#### [DATA LINES]
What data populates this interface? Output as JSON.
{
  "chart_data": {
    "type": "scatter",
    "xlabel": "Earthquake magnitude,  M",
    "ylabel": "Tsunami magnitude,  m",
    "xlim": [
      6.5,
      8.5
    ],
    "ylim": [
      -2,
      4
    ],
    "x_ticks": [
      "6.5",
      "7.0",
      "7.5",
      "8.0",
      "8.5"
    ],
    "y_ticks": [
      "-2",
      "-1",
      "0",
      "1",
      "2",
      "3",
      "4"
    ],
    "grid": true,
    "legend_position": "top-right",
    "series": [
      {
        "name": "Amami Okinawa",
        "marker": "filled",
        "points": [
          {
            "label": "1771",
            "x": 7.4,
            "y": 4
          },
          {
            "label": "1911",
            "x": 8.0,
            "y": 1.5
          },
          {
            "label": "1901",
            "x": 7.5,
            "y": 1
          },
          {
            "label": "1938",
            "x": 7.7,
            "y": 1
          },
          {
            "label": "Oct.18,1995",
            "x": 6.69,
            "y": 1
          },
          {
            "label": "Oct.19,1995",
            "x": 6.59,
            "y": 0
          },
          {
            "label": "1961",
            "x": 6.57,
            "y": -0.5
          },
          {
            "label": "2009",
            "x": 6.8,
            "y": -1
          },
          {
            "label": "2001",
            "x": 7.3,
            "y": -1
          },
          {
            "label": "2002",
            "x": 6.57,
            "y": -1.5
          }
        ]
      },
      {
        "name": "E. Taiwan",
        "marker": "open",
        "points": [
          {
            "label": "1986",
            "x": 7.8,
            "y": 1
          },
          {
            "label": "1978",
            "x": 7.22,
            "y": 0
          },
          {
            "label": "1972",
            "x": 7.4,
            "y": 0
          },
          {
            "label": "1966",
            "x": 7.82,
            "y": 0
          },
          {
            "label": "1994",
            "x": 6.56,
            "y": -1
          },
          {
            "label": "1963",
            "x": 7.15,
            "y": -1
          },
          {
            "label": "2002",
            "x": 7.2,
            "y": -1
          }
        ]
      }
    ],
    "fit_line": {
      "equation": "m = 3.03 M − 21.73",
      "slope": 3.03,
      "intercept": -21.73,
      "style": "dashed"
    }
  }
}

#### [WHAT YOU HAVE TO DO]
Set down each entry again, unchanged.

#### [WRITTEN RESPONSE]
What data populates this interface? Output as JSON.
{
  "chart_data": {
    "type": "scatter",
    "xlabel": "Earthquake magnitude,  M",
    "ylabel": "Tsunami magnitude,  m",
    "xlim": [
      6.5,
      8.5
    ],
    "ylim": [
      -2,
      4
    ],
    "x_ticks": [
      "6.5",
      "7.0",
      "7.5",
      "8.0",
      "8.5"
    ],
    "y_ticks": [
      "-2",
      "-1",
      "0",
      "1",
      "2",
      "3",
      "4"
    ],
    "grid": true,
    "legend_position": "top-right",
    "series": [
      {
        "name": "Amami Okinawa",
        "marker": "filled",
        "points": [
          {
            "label": "1771",
            "x": 7.4,
            "y": 4
          },
          {
            "label": "1911",
            "x": 8.0,
            "y": 1.5
          },
          {
            "label": "1901",
            "x": 7.5,
            "y": 1
          },
          {
            "label": "1938",
            "x": 7.7,
            "y": 1
          },
          {
            "label": "Oct.18,1995",
            "x": 6.69,
            "y": 1
          },
          {
            "label": "Oct.19,1995",
            "x": 6.59,
            "y": 0
          },
          {
            "label": "1961",
            "x": 6.57,
            "y": -0.5
          },
          {
            "label": "2009",
            "x": 6.8,
            "y": -1
          },
          {
            "label": "2001",
            "x": 7.3,
            "y": -1
          },
          {
            "label": "2002",
            "x": 6.57,
            "y": -1.5
          }
        ]
      },
      {
        "name": "E. Taiwan",
        "marker": "open",
        "points": [
          {
            "label": "1986",
            "x": 7.8,
            "y": 1
          },
          {
            "label": "1978",
            "x": 7.22,
            "y": 0
          },
          {
            "label": "1972",
            "x": 7.4,
            "y": 0
          },
          {
            "label": "1966",
            "x": 7.82,
            "y": 0
          },
          {
            "label": "1994",
            "x": 6.56,
            "y": -1
          },
          {
            "label": "1963",
            "x": 7.15,
            "y": -1
          },
          {
            "label": "2002",
            "x": 7.2,
            "y": -1
          }
        ]
      }
    ],
    "fit_line": {
      "equation": "m = 3.03 M − 21.73",
      "slope": 3.03,
      "intercept": -21.73,
      "style": "dashed"
    }
  }
}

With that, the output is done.